Looking at the data below, count the lines that contain the string "Journal". Write only the total.

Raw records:
——
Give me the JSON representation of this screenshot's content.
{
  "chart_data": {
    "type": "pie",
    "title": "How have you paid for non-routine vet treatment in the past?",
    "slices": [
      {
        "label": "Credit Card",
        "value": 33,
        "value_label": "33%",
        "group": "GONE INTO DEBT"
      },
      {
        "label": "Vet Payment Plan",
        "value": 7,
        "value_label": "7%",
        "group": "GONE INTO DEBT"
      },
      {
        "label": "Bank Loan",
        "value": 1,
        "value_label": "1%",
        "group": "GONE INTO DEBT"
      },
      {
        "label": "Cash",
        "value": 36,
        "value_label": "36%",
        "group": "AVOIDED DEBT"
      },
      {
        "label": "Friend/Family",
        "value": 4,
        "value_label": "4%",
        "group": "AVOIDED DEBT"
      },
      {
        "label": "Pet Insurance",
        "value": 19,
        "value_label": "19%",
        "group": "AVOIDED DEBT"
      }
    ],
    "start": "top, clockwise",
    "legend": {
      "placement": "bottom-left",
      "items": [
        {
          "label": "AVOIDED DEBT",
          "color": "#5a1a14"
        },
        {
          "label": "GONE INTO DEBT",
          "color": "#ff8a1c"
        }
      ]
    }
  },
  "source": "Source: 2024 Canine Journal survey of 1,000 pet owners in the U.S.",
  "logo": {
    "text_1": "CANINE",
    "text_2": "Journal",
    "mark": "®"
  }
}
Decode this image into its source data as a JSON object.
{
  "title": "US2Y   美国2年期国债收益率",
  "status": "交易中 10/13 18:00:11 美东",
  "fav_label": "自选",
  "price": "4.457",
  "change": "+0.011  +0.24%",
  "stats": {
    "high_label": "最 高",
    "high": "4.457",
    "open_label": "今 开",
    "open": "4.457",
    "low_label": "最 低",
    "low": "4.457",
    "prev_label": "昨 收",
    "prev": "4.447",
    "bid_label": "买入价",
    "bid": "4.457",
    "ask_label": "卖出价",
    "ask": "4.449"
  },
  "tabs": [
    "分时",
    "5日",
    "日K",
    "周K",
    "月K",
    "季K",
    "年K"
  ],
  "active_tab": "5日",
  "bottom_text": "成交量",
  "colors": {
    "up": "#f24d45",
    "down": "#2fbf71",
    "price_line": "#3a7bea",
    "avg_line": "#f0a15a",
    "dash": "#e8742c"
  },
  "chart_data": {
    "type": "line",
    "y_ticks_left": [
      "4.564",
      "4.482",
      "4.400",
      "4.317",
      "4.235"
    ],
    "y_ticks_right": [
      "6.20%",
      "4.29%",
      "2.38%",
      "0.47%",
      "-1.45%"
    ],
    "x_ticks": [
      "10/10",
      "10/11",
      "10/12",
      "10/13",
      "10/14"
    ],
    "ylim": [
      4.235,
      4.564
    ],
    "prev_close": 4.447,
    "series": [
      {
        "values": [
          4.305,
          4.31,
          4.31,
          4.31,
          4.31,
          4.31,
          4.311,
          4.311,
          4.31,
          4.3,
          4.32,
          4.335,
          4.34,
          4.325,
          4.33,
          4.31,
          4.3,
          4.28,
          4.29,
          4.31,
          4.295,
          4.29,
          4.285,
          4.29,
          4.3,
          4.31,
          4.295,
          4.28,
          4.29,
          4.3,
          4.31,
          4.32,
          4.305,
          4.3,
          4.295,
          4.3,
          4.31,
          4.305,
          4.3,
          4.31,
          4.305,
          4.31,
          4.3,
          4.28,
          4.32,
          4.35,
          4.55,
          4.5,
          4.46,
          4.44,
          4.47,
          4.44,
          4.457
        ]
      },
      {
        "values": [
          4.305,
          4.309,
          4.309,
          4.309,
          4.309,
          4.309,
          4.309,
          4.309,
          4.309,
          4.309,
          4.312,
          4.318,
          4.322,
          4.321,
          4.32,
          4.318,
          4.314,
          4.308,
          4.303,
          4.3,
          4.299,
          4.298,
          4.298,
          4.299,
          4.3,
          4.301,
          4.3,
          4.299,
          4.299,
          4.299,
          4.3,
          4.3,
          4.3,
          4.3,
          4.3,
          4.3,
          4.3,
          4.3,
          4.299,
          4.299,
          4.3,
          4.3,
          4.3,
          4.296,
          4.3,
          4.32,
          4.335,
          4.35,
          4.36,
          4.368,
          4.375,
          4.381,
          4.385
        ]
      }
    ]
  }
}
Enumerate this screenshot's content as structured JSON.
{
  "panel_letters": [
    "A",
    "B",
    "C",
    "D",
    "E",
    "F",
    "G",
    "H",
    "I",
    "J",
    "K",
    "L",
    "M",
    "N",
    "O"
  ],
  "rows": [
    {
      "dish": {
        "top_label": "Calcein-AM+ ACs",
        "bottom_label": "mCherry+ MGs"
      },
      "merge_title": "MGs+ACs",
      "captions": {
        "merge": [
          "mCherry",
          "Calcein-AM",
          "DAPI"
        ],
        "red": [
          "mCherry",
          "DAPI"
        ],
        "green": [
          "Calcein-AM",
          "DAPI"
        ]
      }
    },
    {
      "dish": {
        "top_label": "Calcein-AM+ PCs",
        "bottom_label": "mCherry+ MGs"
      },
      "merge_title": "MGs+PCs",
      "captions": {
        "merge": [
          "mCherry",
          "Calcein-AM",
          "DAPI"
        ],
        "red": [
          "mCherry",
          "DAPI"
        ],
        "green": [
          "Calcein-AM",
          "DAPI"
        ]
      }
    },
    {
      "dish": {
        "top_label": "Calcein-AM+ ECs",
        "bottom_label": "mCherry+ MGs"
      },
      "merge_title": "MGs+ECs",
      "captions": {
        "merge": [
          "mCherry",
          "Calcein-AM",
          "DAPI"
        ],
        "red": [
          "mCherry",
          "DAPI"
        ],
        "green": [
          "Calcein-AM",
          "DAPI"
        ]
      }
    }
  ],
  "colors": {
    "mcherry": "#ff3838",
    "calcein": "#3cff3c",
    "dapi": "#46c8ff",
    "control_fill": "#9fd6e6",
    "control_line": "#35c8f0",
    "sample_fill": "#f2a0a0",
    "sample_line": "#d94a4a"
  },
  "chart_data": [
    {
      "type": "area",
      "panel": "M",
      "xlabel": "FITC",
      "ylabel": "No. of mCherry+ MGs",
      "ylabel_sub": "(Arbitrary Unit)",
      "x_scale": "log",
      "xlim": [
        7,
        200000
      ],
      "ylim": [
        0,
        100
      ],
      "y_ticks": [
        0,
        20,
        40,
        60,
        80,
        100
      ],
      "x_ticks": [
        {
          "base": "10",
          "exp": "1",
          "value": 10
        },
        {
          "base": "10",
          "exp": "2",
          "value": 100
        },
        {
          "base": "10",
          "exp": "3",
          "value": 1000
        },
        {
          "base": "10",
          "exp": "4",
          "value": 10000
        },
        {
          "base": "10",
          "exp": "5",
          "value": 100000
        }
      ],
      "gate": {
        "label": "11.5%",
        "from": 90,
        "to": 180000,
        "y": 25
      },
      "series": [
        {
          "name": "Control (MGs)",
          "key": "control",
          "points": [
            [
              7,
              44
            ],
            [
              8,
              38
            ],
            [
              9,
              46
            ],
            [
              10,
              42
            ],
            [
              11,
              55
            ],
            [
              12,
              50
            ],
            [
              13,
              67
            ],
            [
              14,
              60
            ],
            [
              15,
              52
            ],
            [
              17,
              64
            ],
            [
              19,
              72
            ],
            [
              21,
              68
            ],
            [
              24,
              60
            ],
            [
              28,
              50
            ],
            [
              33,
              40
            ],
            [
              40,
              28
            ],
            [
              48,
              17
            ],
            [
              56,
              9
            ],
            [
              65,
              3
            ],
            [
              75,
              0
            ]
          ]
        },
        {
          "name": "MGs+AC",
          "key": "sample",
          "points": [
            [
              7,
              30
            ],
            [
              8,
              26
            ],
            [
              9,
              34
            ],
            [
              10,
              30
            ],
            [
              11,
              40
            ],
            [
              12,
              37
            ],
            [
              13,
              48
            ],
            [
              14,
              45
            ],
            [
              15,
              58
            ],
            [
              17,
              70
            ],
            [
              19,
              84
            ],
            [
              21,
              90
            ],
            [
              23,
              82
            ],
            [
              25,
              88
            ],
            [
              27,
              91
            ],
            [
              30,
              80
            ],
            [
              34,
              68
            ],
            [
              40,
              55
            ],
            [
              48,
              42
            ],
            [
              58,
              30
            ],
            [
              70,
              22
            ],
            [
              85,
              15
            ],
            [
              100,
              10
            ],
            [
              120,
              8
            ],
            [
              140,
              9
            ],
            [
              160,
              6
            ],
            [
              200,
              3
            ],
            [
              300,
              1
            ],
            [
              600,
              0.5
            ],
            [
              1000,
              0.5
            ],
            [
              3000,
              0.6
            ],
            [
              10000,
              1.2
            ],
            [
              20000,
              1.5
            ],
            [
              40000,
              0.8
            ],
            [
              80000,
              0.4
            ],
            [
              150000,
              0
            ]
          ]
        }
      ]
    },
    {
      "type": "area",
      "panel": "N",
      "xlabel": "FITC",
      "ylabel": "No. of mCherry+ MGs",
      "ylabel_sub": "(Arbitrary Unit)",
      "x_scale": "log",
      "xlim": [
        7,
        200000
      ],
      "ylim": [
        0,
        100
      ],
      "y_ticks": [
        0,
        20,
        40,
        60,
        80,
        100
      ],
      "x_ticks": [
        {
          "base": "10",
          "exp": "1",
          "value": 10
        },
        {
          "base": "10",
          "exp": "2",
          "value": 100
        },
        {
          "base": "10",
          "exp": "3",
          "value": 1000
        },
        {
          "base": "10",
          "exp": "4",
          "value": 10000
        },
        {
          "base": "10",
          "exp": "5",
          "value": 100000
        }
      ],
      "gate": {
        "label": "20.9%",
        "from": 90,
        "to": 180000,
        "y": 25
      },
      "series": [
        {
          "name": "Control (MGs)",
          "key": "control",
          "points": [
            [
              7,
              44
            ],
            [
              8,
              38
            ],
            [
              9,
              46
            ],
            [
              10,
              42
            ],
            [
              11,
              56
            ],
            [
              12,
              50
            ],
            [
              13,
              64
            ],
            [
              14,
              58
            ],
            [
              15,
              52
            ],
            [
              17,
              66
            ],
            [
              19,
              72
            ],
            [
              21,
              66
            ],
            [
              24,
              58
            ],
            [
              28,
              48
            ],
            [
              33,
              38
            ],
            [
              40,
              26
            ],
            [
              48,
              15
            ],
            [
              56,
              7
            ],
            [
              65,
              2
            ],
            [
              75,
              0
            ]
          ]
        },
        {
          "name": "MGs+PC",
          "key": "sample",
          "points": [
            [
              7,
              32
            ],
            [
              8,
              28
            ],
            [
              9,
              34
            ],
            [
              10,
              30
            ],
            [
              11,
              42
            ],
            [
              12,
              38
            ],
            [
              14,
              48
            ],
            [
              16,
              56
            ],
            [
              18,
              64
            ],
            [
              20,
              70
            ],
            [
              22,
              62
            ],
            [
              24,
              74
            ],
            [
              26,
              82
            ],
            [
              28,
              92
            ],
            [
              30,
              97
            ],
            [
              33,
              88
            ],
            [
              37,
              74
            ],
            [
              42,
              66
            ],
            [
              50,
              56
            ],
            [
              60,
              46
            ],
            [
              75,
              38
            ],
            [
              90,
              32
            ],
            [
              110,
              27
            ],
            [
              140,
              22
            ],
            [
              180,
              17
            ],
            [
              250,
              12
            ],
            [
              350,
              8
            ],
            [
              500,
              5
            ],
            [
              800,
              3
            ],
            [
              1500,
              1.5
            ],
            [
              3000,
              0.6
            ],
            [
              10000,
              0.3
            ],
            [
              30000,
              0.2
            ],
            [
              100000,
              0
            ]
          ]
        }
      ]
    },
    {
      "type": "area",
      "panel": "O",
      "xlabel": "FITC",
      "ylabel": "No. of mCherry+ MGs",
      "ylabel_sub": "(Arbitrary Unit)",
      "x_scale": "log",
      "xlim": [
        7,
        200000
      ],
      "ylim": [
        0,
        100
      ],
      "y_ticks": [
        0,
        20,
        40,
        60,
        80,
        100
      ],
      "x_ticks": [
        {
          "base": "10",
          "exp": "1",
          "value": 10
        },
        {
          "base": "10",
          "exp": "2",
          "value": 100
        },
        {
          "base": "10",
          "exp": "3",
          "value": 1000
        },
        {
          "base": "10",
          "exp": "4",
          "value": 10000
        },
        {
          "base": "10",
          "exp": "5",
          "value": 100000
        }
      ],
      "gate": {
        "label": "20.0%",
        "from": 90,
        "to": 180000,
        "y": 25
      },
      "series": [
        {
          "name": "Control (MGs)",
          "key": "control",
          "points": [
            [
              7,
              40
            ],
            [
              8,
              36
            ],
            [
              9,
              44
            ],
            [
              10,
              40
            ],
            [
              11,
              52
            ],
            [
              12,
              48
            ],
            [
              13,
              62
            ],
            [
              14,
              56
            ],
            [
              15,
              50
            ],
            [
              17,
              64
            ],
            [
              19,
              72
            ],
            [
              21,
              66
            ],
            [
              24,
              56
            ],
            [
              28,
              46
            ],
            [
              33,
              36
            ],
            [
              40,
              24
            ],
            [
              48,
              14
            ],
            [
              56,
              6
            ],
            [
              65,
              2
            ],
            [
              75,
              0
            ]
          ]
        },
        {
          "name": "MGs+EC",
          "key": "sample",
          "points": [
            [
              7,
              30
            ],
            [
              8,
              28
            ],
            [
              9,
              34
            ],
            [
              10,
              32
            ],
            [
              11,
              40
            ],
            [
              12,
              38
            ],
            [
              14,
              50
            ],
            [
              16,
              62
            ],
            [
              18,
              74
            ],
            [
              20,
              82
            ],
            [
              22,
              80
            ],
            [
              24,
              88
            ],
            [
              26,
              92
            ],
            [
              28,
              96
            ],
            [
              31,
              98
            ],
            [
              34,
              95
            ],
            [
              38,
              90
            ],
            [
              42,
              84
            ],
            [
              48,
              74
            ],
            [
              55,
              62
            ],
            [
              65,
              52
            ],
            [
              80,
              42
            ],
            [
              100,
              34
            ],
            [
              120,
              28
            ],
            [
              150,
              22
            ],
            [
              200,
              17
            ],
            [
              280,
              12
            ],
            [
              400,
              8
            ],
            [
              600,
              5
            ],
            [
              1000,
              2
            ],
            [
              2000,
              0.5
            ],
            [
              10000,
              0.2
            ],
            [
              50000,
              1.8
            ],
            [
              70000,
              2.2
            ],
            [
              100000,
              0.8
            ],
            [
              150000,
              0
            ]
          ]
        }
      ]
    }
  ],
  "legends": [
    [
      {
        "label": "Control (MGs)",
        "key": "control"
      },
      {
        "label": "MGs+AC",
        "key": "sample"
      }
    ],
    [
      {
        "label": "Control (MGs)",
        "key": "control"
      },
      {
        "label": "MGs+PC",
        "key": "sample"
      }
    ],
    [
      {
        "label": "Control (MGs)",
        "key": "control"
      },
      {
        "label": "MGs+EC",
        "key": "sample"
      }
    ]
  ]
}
——
Right answer
2